● **Task details**
Copy the lines from the one containing "total-row-description: . ." through the one containing "section-title: 3. Erlös", keeping each line unchanged and including both end lines.

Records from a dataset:
-- BEGIN --
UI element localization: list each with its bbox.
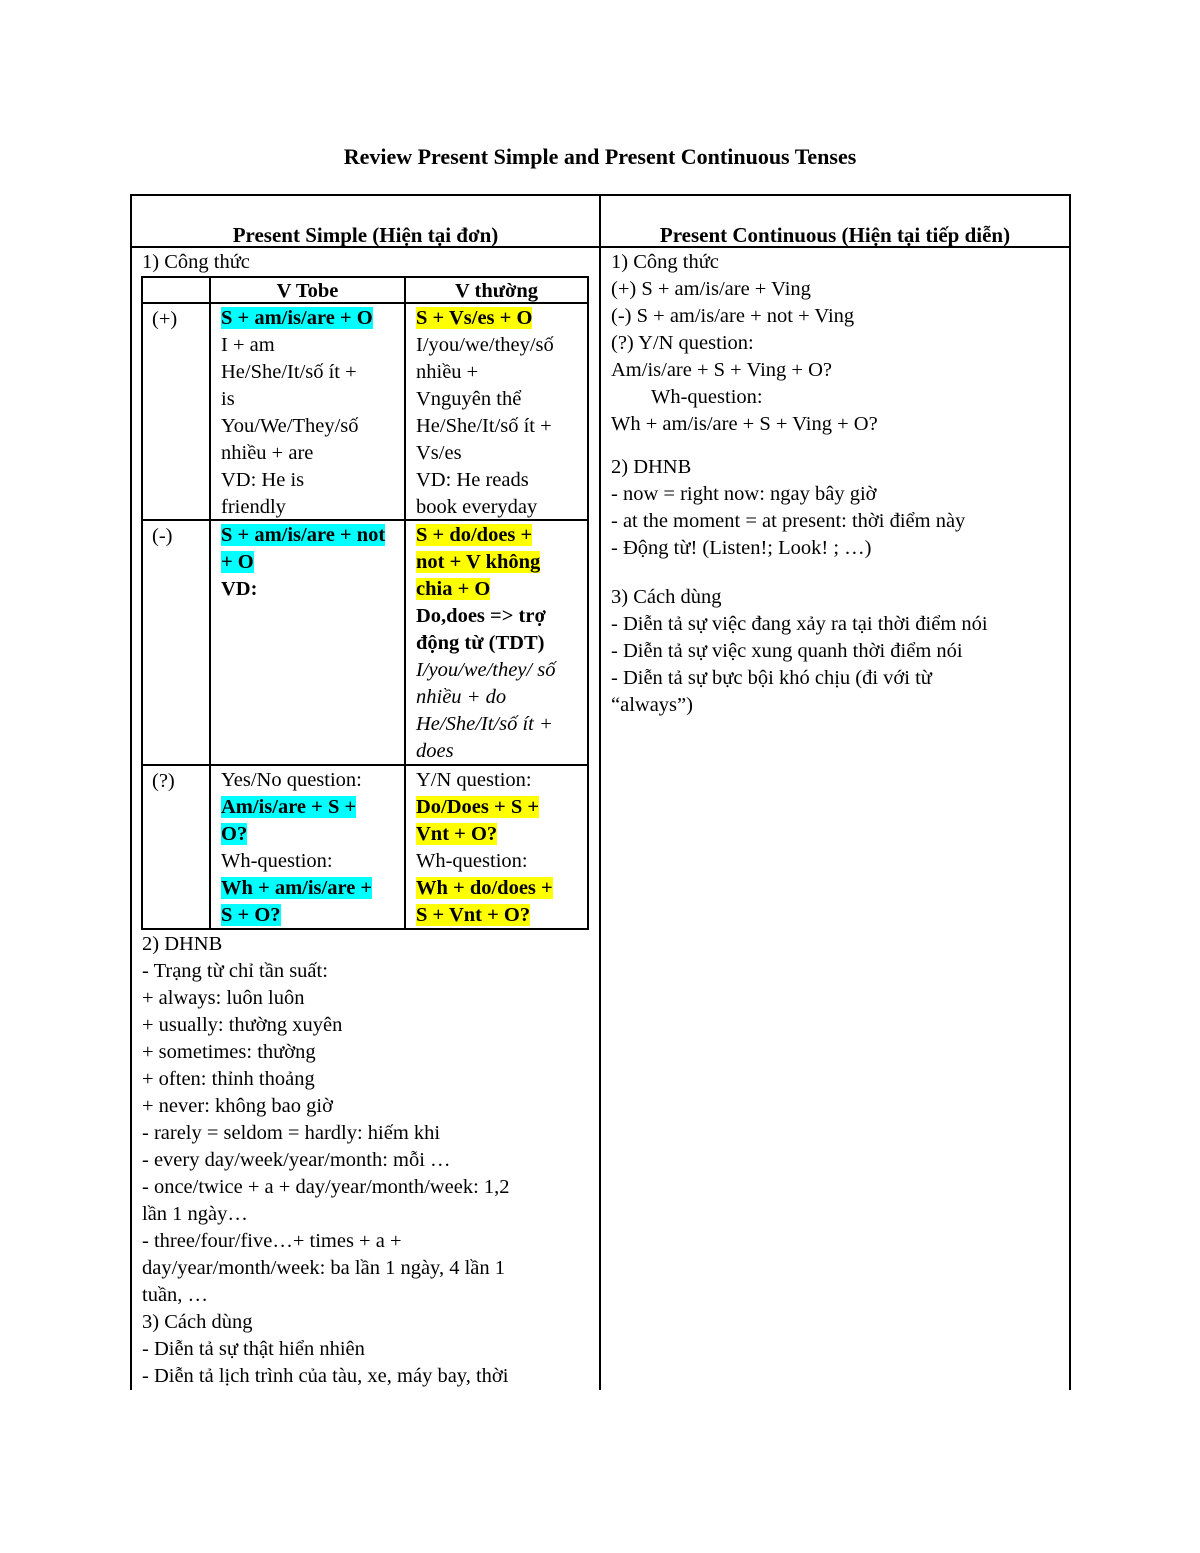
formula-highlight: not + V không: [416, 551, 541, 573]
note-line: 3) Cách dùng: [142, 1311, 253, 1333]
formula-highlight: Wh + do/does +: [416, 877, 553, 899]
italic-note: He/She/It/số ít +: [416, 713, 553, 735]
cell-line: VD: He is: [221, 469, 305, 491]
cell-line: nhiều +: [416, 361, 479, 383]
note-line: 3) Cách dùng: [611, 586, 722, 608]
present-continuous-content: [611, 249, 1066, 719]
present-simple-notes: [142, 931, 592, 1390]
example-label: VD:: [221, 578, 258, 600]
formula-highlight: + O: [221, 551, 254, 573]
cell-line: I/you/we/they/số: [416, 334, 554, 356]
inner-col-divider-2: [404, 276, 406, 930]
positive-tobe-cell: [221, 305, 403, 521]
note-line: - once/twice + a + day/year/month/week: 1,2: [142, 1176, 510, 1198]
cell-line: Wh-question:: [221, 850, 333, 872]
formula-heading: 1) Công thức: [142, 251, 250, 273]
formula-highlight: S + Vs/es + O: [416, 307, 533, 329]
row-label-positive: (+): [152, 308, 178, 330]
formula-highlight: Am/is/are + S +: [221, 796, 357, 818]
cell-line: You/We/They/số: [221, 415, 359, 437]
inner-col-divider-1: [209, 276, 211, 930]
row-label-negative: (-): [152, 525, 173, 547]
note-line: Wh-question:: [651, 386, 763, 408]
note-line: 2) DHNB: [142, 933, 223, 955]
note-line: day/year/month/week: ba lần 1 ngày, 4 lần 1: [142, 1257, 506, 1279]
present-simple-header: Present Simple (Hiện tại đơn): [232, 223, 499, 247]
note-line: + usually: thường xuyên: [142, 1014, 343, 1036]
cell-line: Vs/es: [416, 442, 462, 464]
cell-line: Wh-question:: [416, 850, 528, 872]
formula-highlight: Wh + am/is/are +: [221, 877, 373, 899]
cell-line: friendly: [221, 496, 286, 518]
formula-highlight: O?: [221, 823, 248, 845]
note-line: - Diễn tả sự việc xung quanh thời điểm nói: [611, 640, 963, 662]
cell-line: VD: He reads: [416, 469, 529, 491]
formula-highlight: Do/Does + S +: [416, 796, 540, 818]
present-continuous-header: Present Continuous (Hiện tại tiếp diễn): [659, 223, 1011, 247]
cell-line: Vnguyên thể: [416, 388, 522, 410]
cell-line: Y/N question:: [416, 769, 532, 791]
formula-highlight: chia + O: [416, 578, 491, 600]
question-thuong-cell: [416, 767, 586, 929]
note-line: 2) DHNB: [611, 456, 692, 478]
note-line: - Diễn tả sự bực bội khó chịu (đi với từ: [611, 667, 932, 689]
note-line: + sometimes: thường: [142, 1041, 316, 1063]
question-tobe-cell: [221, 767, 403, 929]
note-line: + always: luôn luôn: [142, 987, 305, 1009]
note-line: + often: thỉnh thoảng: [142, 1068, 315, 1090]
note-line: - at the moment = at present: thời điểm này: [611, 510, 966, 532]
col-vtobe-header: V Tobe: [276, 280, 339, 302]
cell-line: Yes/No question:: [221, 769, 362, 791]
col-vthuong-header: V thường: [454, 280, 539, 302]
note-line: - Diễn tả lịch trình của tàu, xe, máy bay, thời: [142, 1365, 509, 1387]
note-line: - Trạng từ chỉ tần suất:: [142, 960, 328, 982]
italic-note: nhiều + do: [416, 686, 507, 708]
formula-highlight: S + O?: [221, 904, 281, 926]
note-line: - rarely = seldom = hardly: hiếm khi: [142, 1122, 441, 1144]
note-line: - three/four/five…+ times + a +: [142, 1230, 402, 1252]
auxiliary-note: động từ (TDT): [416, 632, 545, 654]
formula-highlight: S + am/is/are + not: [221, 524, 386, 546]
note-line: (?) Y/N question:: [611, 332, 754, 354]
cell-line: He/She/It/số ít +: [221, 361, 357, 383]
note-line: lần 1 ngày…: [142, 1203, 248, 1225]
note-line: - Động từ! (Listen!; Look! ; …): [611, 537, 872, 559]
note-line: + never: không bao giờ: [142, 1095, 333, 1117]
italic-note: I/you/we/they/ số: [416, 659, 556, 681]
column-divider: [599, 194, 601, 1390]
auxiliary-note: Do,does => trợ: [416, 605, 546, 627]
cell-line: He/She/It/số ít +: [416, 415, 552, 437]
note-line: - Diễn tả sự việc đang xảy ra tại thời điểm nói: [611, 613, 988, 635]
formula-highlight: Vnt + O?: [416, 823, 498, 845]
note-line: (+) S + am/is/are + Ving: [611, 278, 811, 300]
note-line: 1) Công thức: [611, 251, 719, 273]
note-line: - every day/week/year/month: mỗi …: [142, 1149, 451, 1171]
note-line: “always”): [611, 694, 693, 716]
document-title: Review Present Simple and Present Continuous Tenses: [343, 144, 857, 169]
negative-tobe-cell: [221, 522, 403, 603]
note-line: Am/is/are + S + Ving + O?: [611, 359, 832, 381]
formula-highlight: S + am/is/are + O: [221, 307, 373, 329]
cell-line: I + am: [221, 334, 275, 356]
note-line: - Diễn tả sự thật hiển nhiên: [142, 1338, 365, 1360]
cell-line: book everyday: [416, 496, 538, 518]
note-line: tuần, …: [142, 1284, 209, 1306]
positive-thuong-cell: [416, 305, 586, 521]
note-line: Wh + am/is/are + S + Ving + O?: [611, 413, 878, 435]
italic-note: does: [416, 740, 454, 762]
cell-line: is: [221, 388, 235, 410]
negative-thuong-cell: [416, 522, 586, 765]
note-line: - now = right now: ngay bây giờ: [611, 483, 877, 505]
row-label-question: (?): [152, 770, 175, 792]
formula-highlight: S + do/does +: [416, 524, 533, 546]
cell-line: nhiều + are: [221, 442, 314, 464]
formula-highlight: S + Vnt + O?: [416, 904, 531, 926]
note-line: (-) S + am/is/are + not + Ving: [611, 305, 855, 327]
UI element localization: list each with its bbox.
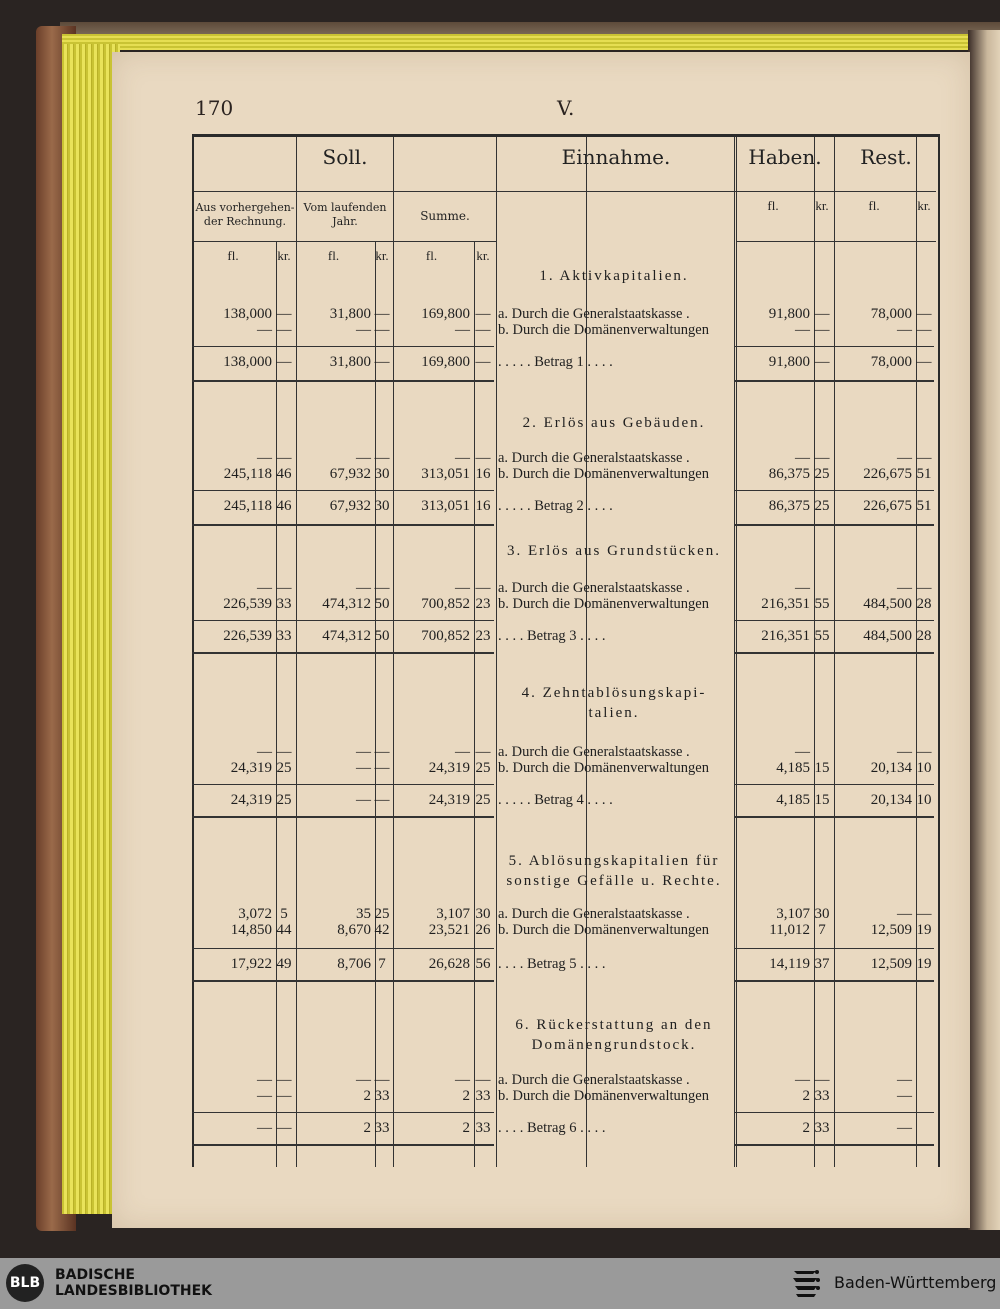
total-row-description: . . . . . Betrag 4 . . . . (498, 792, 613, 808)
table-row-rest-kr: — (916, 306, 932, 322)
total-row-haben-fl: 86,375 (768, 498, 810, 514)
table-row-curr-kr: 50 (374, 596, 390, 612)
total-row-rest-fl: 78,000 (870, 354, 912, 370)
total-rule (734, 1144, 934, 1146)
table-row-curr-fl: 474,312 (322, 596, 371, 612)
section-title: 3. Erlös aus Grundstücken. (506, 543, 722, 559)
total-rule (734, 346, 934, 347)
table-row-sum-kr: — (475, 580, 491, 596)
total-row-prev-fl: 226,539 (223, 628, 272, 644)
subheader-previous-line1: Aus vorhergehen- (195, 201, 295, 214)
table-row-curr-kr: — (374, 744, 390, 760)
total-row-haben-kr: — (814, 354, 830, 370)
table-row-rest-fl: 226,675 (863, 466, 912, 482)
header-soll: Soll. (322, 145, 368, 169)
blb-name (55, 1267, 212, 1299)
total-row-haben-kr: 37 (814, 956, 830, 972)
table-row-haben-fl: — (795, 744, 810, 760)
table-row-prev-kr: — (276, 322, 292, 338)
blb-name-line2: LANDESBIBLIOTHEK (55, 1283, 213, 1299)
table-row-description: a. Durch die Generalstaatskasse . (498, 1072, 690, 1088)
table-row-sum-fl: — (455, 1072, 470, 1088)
-- END --
● **Exercise solution**
total-row-description: . . . . . Betrag 4 . . . . (498, 792, 613, 808)
table-row-rest-kr: — (916, 306, 932, 322)
total-row-haben-fl: 86,375 (768, 498, 810, 514)
table-row-curr-kr: 50 (374, 596, 390, 612)
total-row-rest-fl: 78,000 (870, 354, 912, 370)
total-rule (734, 1144, 934, 1146)
table-row-curr-fl: 474,312 (322, 596, 371, 612)
section-title: 3. Erlös aus Grundstücken. (506, 543, 722, 559)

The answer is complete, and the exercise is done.